==== Data records
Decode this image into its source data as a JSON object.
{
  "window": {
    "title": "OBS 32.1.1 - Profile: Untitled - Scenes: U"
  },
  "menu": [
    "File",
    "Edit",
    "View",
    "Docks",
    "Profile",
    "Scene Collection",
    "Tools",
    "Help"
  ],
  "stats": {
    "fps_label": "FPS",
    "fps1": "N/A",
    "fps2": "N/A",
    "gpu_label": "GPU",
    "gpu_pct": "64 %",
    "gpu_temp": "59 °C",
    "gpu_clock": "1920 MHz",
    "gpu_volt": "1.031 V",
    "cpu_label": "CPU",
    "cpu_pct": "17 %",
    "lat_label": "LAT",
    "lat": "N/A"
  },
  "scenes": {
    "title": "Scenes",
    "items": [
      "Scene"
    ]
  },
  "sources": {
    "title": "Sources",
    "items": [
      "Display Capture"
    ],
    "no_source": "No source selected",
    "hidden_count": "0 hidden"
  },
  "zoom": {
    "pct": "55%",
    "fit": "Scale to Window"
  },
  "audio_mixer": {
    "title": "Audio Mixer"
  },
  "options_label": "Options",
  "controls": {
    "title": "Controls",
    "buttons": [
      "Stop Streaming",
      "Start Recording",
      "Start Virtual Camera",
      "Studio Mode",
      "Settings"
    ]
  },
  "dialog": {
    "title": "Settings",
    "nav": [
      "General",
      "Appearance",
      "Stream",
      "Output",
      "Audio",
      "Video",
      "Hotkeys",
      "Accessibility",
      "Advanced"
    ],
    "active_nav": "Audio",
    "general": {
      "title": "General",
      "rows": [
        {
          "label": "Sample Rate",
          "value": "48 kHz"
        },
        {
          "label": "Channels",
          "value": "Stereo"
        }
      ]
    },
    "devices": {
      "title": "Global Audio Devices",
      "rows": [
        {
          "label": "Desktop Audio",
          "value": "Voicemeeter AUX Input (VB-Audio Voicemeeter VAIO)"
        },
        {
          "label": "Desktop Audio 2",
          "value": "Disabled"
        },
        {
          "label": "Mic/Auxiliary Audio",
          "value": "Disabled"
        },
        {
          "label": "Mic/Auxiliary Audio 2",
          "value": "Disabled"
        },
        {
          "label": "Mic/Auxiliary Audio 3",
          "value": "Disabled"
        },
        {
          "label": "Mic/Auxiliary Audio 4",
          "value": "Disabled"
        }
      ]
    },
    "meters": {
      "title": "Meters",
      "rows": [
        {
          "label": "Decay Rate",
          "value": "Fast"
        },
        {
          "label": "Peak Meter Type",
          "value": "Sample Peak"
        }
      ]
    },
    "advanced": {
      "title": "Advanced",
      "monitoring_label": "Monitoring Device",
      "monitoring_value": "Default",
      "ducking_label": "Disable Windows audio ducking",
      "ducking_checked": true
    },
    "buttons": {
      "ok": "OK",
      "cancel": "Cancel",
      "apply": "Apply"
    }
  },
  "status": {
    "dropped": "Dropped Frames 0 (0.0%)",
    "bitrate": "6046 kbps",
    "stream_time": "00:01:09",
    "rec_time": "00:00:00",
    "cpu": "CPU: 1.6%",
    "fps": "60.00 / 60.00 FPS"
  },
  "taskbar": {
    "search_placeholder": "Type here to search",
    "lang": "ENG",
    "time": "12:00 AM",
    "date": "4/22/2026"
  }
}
========
— What you should do —
Which lines in the listing above hold the word "title"? Show each of them.

— Complete output —
    "title": "OBS 32.1.1 - Profile: Untitled - Scenes: U"
    "title": "Scenes",
    "title": "Sources",
    "title": "Audio Mixer"
    "title": "Controls",
    "title": "Settings",
      "title": "General",
      "title": "Global Audio Devices",
      "title": "Meters",
      "title": "Advanced",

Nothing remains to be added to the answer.